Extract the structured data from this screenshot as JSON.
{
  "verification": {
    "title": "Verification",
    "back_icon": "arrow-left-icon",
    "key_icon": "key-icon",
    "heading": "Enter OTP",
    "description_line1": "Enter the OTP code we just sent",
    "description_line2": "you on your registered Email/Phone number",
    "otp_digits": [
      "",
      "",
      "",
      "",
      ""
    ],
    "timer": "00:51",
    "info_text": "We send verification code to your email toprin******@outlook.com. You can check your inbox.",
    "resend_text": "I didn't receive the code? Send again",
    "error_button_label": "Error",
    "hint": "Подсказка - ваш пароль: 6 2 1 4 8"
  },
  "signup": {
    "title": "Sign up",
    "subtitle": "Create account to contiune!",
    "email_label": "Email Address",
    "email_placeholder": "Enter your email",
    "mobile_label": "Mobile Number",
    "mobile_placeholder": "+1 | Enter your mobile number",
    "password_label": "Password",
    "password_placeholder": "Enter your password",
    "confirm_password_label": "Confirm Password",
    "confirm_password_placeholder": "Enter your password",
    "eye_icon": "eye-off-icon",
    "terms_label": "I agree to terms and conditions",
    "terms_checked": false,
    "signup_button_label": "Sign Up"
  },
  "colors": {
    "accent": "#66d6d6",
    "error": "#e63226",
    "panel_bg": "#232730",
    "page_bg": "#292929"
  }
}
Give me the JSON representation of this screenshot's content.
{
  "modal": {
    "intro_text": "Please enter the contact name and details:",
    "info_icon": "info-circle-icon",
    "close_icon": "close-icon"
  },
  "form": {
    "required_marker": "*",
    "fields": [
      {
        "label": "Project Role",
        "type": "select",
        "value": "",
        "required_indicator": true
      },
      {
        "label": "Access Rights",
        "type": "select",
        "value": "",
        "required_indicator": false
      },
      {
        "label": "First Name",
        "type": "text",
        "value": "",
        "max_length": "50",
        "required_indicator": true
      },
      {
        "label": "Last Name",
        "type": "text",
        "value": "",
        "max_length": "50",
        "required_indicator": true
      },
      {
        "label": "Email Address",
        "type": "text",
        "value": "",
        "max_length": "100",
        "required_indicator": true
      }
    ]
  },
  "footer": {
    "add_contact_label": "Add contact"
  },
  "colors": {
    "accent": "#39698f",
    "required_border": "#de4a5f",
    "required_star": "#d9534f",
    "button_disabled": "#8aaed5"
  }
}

*Problem to solve*: All of the data shown above must be copied exactly.

*Reply*:
Extract the structured data from this screenshot as JSON.
{
  "verification": {
    "title": "Verification",
    "back_icon": "arrow-left-icon",
    "key_icon": "key-icon",
    "heading": "Enter OTP",
    "description_line1": "Enter the OTP code we just sent",
    "description_line2": "you on your registered Email/Phone number",
    "otp_digits": [
      "",
      "",
      "",
      "",
      ""
    ],
    "timer": "00:51",
    "info_text": "We send verification code to your email toprin******@outlook.com. You can check your inbox.",
    "resend_text": "I didn't receive the code? Send again",
    "error_button_label": "Error",
    "hint": "Подсказка - ваш пароль: 6 2 1 4 8"
  },
  "signup": {
    "title": "Sign up",
    "subtitle": "Create account to contiune!",
    "email_label": "Email Address",
    "email_placeholder": "Enter your email",
    "mobile_label": "Mobile Number",
    "mobile_placeholder": "+1 | Enter your mobile number",
    "password_label": "Password",
    "password_placeholder": "Enter your password",
    "confirm_password_label": "Confirm Password",
    "confirm_password_placeholder": "Enter your password",
    "eye_icon": "eye-off-icon",
    "terms_label": "I agree to terms and conditions",
    "terms_checked": false,
    "signup_button_label": "Sign Up"
  },
  "colors": {
    "accent": "#66d6d6",
    "error": "#e63226",
    "panel_bg": "#232730",
    "page_bg": "#292929"
  }
}
Give me the JSON representation of this screenshot's content.
{
  "modal": {
    "intro_text": "Please enter the contact name and details:",
    "info_icon": "info-circle-icon",
    "close_icon": "close-icon"
  },
  "form": {
    "required_marker": "*",
    "fields": [
      {
        "label": "Project Role",
        "type": "select",
        "value": "",
        "required_indicator": true
      },
      {
        "label": "Access Rights",
        "type": "select",
        "value": "",
        "required_indicator": false
      },
      {
        "label": "First Name",
        "type": "text",
        "value": "",
        "max_length": "50",
        "required_indicator": true
      },
      {
        "label": "Last Name",
        "type": "text",
        "value": "",
        "max_length": "50",
        "required_indicator": true
      },
      {
        "label": "Email Address",
        "type": "text",
        "value": "",
        "max_length": "100",
        "required_indicator": true
      }
    ]
  },
  "footer": {
    "add_contact_label": "Add contact"
  },
  "colors": {
    "accent": "#39698f",
    "required_border": "#de4a5f",
    "required_star": "#d9534f",
    "button_disabled": "#8aaed5"
  }
}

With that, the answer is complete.